Written request
Set down the full listing exactly, character for character.

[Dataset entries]
---------------
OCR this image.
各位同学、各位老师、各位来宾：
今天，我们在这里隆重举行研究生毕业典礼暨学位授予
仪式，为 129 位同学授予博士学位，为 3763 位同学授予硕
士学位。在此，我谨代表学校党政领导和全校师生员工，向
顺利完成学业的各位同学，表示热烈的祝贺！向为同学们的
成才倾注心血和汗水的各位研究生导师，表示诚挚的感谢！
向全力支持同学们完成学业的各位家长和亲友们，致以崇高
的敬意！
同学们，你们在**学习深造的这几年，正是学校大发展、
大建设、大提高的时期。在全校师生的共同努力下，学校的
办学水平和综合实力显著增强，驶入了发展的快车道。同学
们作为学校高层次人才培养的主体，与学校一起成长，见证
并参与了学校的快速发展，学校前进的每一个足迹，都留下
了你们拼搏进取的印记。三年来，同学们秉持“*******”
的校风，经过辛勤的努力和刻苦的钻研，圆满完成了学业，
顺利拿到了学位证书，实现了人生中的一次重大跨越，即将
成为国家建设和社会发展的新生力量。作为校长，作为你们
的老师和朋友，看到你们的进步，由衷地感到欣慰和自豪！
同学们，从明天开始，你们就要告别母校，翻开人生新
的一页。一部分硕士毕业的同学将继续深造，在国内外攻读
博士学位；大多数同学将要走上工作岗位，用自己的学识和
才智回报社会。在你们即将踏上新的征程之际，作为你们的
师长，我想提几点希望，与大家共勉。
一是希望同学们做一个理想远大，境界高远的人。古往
---------------
Solution for this task
OCR this image.
各位同学、各位老师、各位来宾：
今天，我们在这里隆重举行研究生毕业典礼暨学位授予
仪式，为 129 位同学授予博士学位，为 3763 位同学授予硕
士学位。在此，我谨代表学校党政领导和全校师生员工，向
顺利完成学业的各位同学，表示热烈的祝贺！向为同学们的
成才倾注心血和汗水的各位研究生导师，表示诚挚的感谢！
向全力支持同学们完成学业的各位家长和亲友们，致以崇高
的敬意！
同学们，你们在**学习深造的这几年，正是学校大发展、
大建设、大提高的时期。在全校师生的共同努力下，学校的
办学水平和综合实力显著增强，驶入了发展的快车道。同学
们作为学校高层次人才培养的主体，与学校一起成长，见证
并参与了学校的快速发展，学校前进的每一个足迹，都留下
了你们拼搏进取的印记。三年来，同学们秉持“*******”
的校风，经过辛勤的努力和刻苦的钻研，圆满完成了学业，
顺利拿到了学位证书，实现了人生中的一次重大跨越，即将
成为国家建设和社会发展的新生力量。作为校长，作为你们
的老师和朋友，看到你们的进步，由衷地感到欣慰和自豪！
同学们，从明天开始，你们就要告别母校，翻开人生新
的一页。一部分硕士毕业的同学将继续深造，在国内外攻读
博士学位；大多数同学将要走上工作岗位，用自己的学识和
才智回报社会。在你们即将踏上新的征程之际，作为你们的
师长，我想提几点希望，与大家共勉。
一是希望同学们做一个理想远大，境界高远的人。古往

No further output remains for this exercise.